PROBLEM TO SOLVE: From the entries that follow, pick out all lines holding "Echo".
»»
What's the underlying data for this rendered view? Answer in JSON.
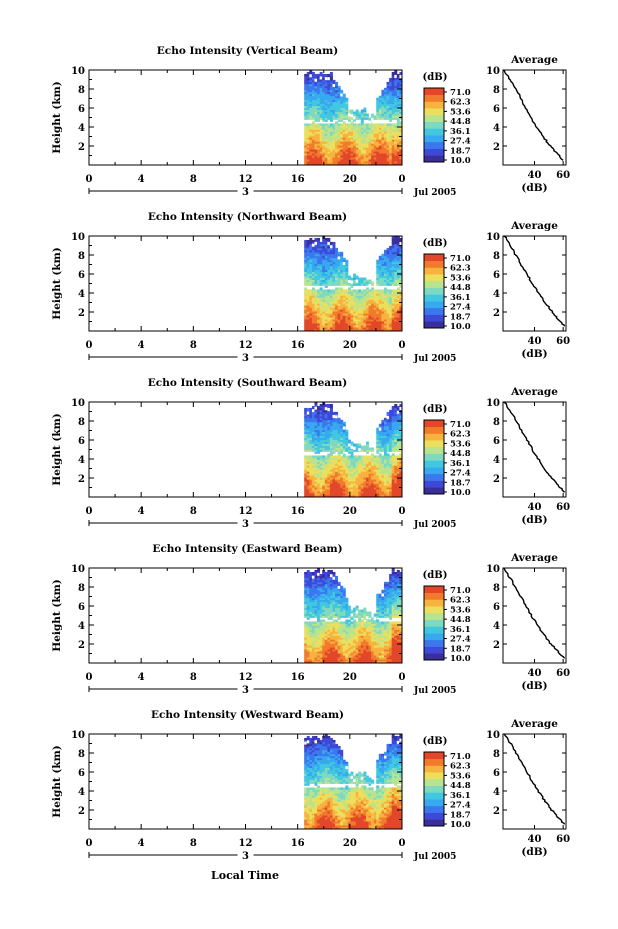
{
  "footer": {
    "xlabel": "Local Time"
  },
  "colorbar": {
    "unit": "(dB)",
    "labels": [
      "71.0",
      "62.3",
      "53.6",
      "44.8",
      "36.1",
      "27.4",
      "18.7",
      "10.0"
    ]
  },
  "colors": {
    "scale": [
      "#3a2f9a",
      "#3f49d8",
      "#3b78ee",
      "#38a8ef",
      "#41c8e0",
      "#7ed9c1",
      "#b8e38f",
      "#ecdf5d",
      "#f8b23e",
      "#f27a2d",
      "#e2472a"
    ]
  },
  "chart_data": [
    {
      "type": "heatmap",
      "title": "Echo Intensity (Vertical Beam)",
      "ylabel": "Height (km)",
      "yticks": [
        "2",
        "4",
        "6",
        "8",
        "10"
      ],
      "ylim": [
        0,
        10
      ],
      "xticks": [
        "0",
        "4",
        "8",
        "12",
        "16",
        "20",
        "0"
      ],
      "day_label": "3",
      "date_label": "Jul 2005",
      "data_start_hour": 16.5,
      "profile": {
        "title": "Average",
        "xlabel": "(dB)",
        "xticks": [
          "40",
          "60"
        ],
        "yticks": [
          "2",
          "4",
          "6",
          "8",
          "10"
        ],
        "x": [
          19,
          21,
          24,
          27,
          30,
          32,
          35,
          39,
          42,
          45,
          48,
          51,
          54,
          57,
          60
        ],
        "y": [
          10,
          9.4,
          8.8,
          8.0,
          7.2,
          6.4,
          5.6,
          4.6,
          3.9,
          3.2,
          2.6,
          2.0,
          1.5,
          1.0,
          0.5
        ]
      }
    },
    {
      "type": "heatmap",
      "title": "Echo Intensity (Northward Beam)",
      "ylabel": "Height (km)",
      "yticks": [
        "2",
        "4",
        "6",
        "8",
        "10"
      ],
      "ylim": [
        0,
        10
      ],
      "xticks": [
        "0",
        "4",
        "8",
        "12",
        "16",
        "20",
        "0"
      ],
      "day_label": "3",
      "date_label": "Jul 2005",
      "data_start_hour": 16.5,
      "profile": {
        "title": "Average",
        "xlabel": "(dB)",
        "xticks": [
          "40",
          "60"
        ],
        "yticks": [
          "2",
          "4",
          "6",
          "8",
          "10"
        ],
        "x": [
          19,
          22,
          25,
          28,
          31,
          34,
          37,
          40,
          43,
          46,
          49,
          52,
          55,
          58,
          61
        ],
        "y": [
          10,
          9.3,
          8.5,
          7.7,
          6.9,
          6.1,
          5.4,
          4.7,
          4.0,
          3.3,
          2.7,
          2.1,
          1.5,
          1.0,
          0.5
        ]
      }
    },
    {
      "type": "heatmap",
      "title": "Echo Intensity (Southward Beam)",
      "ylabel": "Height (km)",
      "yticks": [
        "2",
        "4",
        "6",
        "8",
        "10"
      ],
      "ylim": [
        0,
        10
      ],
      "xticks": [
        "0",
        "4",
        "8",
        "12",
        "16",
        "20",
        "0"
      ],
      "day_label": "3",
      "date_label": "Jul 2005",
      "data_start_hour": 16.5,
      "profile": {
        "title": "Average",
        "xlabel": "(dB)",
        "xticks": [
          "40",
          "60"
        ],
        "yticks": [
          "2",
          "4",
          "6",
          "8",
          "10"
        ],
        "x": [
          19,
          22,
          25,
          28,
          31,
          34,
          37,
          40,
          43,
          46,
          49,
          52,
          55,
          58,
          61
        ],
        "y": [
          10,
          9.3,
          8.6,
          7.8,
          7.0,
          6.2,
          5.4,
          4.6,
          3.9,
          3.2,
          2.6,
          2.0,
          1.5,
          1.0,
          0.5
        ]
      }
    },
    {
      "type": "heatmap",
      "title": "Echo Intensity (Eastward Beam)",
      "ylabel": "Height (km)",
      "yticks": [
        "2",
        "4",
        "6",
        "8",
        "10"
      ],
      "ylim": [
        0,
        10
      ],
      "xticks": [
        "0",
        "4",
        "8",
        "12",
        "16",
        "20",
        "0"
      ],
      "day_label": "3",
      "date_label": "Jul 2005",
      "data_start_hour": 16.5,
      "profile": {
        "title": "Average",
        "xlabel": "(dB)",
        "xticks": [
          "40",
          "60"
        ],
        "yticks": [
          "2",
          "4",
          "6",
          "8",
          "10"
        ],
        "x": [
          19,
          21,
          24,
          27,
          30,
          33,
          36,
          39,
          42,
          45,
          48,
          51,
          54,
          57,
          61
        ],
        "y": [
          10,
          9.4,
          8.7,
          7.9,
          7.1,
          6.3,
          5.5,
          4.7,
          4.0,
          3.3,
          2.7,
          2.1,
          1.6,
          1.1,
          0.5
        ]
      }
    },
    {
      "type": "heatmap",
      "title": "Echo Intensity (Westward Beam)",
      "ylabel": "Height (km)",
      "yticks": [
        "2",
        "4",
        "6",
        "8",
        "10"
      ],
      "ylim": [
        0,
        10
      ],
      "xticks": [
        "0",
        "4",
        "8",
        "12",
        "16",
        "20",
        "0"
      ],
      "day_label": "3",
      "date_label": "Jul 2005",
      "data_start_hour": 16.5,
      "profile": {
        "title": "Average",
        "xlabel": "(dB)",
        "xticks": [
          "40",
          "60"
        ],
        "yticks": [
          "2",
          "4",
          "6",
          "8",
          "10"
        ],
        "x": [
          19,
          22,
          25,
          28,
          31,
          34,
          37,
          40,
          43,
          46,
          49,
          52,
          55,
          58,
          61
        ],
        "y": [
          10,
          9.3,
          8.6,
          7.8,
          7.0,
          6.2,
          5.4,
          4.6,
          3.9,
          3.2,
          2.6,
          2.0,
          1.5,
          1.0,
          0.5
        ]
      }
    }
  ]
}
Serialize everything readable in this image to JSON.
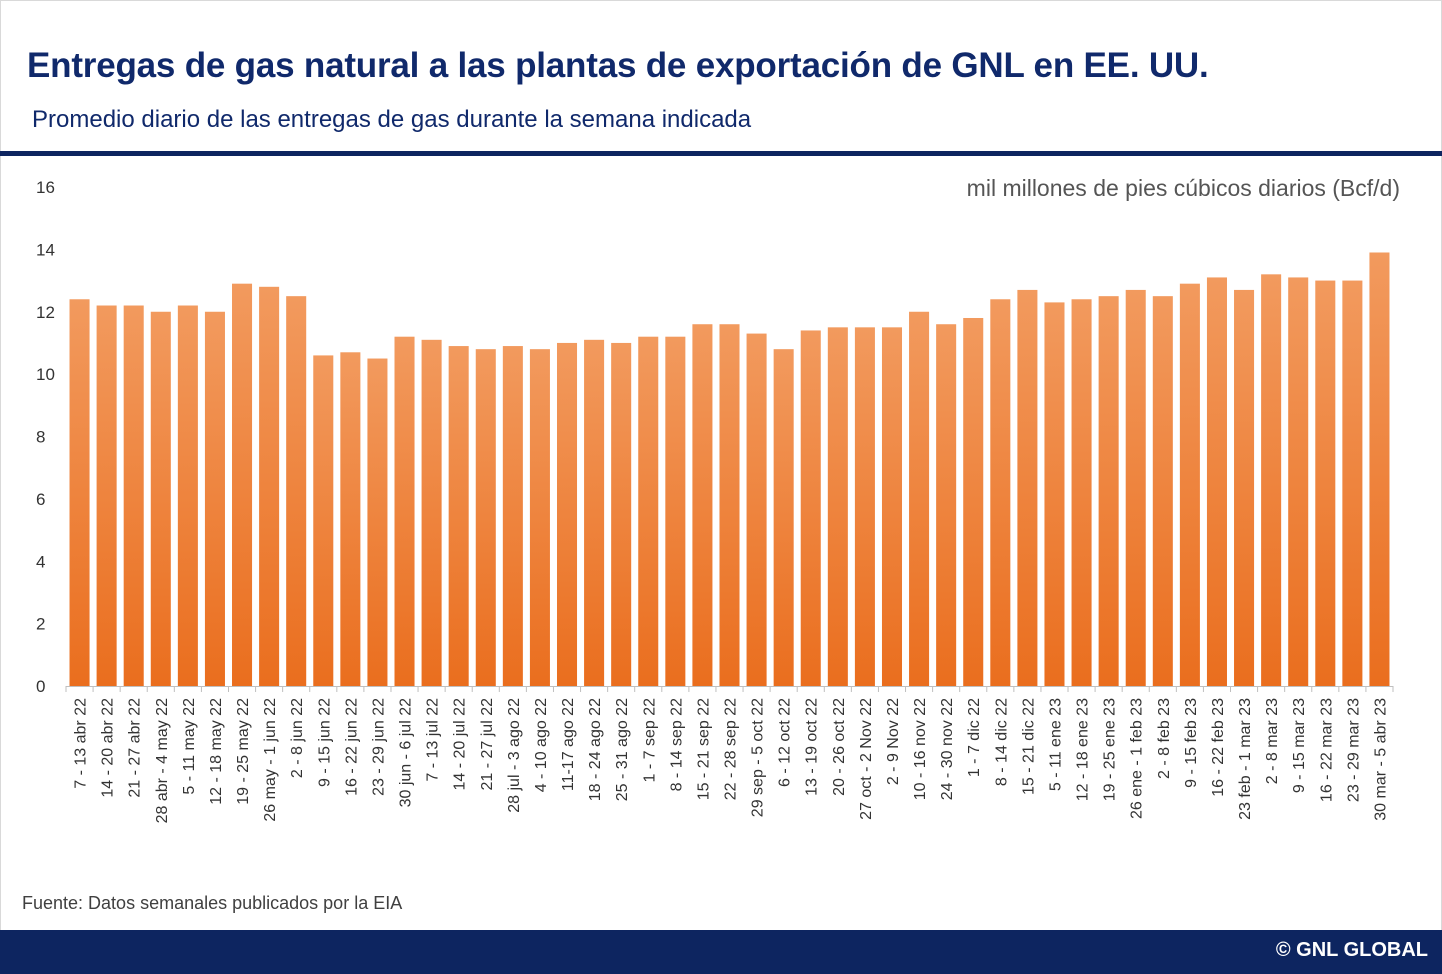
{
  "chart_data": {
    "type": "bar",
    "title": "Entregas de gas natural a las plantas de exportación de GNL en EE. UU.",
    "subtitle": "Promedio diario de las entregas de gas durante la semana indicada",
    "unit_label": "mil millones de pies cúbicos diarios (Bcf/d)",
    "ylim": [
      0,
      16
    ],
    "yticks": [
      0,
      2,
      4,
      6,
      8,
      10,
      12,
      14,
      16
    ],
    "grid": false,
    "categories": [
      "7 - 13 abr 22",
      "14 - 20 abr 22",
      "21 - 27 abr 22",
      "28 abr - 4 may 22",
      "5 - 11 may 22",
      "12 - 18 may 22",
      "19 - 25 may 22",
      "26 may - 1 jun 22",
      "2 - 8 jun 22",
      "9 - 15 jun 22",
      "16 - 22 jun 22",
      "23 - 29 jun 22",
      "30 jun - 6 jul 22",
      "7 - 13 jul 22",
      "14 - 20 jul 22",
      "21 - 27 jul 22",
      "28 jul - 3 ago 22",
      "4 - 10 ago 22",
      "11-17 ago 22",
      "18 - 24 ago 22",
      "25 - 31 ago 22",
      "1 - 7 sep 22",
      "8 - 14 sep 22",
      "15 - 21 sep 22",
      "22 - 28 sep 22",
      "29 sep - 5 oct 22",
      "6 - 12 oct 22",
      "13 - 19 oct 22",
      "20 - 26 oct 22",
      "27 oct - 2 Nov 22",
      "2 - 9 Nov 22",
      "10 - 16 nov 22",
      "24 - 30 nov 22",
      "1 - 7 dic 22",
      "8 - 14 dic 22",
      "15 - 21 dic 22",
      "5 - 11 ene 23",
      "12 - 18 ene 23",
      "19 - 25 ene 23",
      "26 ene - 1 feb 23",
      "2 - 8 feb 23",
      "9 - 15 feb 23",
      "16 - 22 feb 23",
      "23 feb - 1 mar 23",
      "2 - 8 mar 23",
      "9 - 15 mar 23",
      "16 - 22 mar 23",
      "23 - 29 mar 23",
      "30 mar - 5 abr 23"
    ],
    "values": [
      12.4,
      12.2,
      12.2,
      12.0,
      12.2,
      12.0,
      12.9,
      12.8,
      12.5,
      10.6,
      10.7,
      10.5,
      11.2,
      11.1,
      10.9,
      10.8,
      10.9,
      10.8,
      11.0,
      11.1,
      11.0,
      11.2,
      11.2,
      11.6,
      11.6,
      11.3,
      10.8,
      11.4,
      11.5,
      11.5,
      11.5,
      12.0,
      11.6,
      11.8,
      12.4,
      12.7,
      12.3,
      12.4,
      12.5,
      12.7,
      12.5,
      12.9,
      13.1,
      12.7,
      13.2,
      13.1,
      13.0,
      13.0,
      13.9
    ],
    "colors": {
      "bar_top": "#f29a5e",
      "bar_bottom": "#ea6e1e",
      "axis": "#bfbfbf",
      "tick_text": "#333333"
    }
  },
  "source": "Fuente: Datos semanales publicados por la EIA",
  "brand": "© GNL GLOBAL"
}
««
»»
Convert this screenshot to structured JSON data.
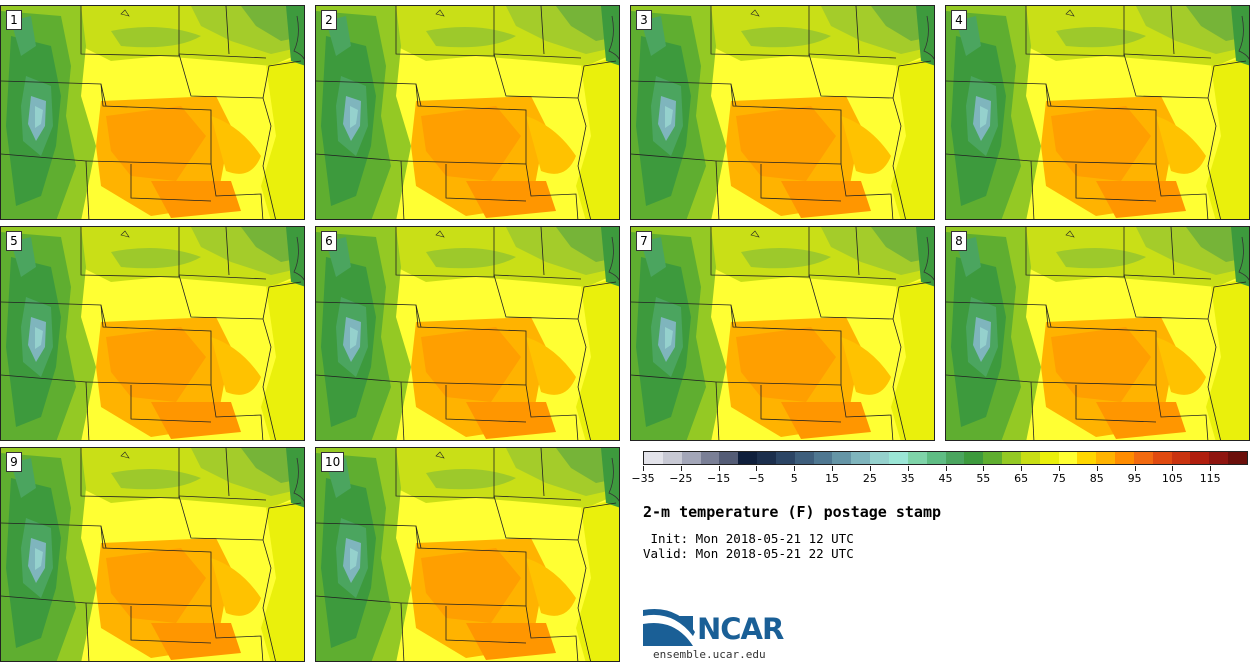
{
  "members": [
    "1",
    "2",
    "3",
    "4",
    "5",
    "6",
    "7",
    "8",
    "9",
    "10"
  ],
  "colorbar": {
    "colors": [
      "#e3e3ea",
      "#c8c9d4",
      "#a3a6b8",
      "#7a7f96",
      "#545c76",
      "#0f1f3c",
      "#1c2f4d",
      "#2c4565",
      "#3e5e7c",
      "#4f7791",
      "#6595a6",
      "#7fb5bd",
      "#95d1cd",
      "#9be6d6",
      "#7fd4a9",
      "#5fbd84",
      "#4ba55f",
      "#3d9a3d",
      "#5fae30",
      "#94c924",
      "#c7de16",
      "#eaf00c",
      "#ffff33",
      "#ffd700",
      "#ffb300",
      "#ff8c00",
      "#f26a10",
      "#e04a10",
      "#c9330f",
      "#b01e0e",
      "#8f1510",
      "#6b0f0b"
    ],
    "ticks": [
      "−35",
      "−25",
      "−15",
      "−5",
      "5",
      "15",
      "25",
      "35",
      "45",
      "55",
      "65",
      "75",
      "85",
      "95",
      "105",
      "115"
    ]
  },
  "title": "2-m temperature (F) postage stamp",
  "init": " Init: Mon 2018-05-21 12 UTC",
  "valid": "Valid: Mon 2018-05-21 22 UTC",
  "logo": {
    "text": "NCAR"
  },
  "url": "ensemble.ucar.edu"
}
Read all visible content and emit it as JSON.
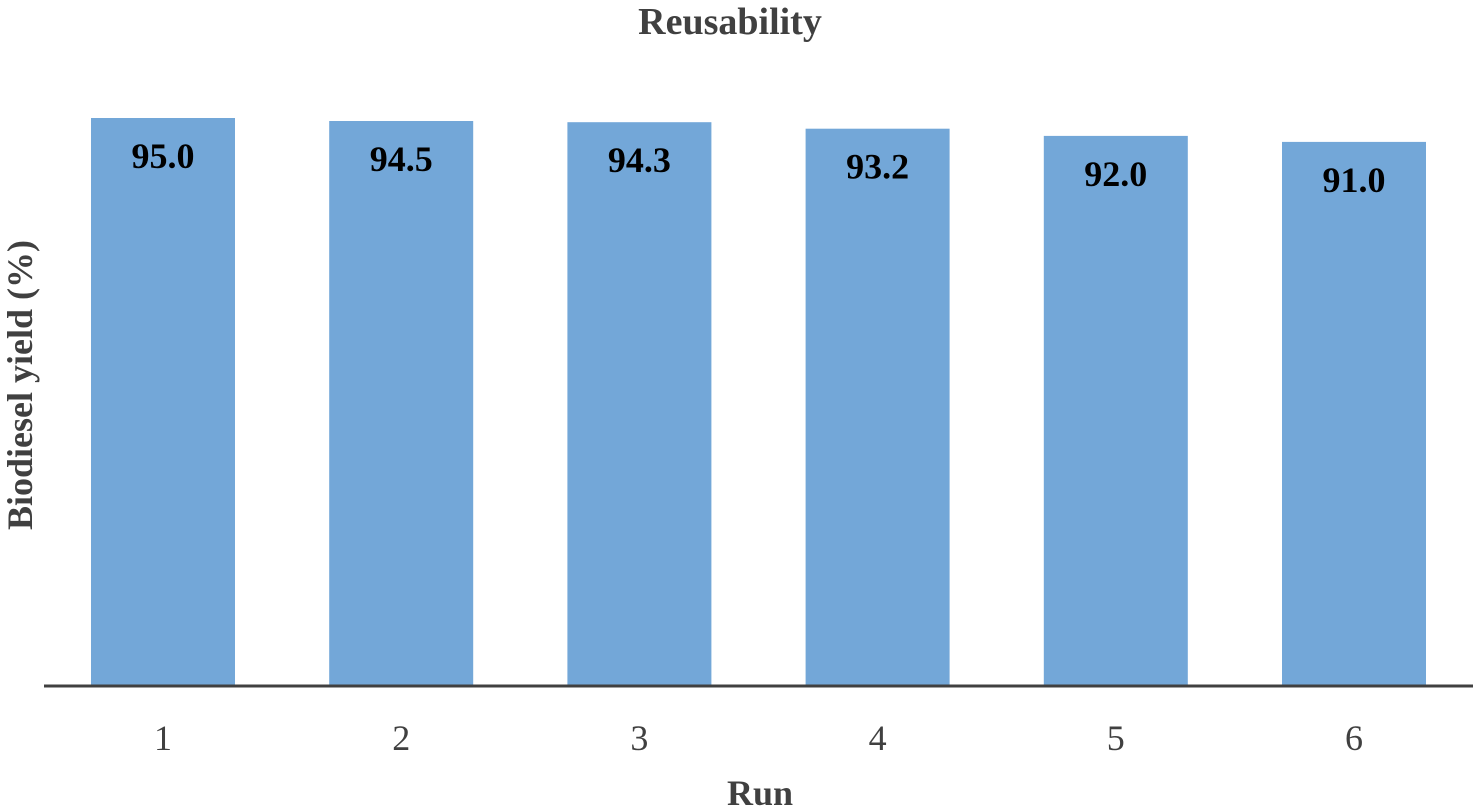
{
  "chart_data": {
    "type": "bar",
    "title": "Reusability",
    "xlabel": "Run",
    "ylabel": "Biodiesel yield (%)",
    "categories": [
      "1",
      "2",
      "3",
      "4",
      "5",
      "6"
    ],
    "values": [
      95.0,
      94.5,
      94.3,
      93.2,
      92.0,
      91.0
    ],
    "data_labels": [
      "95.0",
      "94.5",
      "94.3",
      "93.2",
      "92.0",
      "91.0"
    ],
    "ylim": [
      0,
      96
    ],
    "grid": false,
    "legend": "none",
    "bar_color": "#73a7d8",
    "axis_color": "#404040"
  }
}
««
WRITTEN REPLY:
      "title": "Echo Intensity (Vertical Beam)",
      "title": "Echo Intensity (Northward Beam)",
      "title": "Echo Intensity (Southward Beam)",
      "title": "Echo Intensity (Eastward Beam)",
      "title": "Echo Intensity (Westward Beam)",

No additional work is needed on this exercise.